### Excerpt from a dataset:
— begin —

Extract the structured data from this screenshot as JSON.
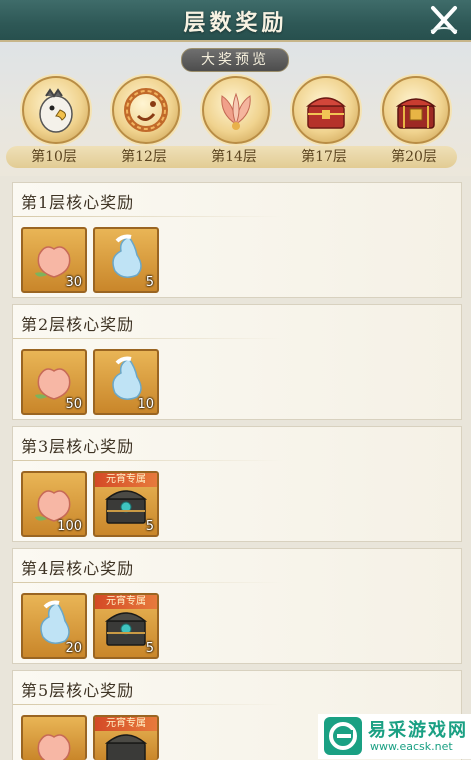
{
  "header": {
    "title": "层数奖励"
  },
  "preview": {
    "banner": "大奖预览",
    "prizes": [
      {
        "floor": "第10层",
        "icon": "eagle-prize-icon"
      },
      {
        "floor": "第12层",
        "icon": "dragon-ring-prize-icon"
      },
      {
        "floor": "第14层",
        "icon": "lotus-prize-icon"
      },
      {
        "floor": "第17层",
        "icon": "red-chest-prize-icon"
      },
      {
        "floor": "第20层",
        "icon": "treasure-chest-prize-icon"
      }
    ]
  },
  "rewards": [
    {
      "title": "第1层核心奖励",
      "items": [
        {
          "icon": "peach-icon",
          "count": "30",
          "tag": ""
        },
        {
          "icon": "spirit-gourd-icon",
          "count": "5",
          "tag": ""
        }
      ]
    },
    {
      "title": "第2层核心奖励",
      "items": [
        {
          "icon": "peach-icon",
          "count": "50",
          "tag": ""
        },
        {
          "icon": "spirit-gourd-icon",
          "count": "10",
          "tag": ""
        }
      ]
    },
    {
      "title": "第3层核心奖励",
      "items": [
        {
          "icon": "peach-icon",
          "count": "100",
          "tag": ""
        },
        {
          "icon": "jade-chest-icon",
          "count": "5",
          "tag": "元宵专属"
        }
      ]
    },
    {
      "title": "第4层核心奖励",
      "items": [
        {
          "icon": "spirit-gourd-icon",
          "count": "20",
          "tag": ""
        },
        {
          "icon": "jade-chest-icon",
          "count": "5",
          "tag": "元宵专属"
        }
      ]
    },
    {
      "title": "第5层核心奖励",
      "items": [
        {
          "icon": "peach-icon",
          "count": "",
          "tag": ""
        },
        {
          "icon": "jade-chest-icon",
          "count": "",
          "tag": "元宵专属"
        }
      ]
    }
  ],
  "watermark": {
    "name": "易采游戏网",
    "url": "www.eacsk.net"
  }
}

— end —

### Exercise requirements:
Leaving aside the images, write out the entries above word for word.

### Solution for this exercise:
Extract the structured data from this screenshot as JSON.
{
  "header": {
    "title": "层数奖励"
  },
  "preview": {
    "banner": "大奖预览",
    "prizes": [
      {
        "floor": "第10层",
        "icon": "eagle-prize-icon"
      },
      {
        "floor": "第12层",
        "icon": "dragon-ring-prize-icon"
      },
      {
        "floor": "第14层",
        "icon": "lotus-prize-icon"
      },
      {
        "floor": "第17层",
        "icon": "red-chest-prize-icon"
      },
      {
        "floor": "第20层",
        "icon": "treasure-chest-prize-icon"
      }
    ]
  },
  "rewards": [
    {
      "title": "第1层核心奖励",
      "items": [
        {
          "icon": "peach-icon",
          "count": "30",
          "tag": ""
        },
        {
          "icon": "spirit-gourd-icon",
          "count": "5",
          "tag": ""
        }
      ]
    },
    {
      "title": "第2层核心奖励",
      "items": [
        {
          "icon": "peach-icon",
          "count": "50",
          "tag": ""
        },
        {
          "icon": "spirit-gourd-icon",
          "count": "10",
          "tag": ""
        }
      ]
    },
    {
      "title": "第3层核心奖励",
      "items": [
        {
          "icon": "peach-icon",
          "count": "100",
          "tag": ""
        },
        {
          "icon": "jade-chest-icon",
          "count": "5",
          "tag": "元宵专属"
        }
      ]
    },
    {
      "title": "第4层核心奖励",
      "items": [
        {
          "icon": "spirit-gourd-icon",
          "count": "20",
          "tag": ""
        },
        {
          "icon": "jade-chest-icon",
          "count": "5",
          "tag": "元宵专属"
        }
      ]
    },
    {
      "title": "第5层核心奖励",
      "items": [
        {
          "icon": "peach-icon",
          "count": "",
          "tag": ""
        },
        {
          "icon": "jade-chest-icon",
          "count": "",
          "tag": "元宵专属"
        }
      ]
    }
  ],
  "watermark": {
    "name": "易采游戏网",
    "url": "www.eacsk.net"
  }
}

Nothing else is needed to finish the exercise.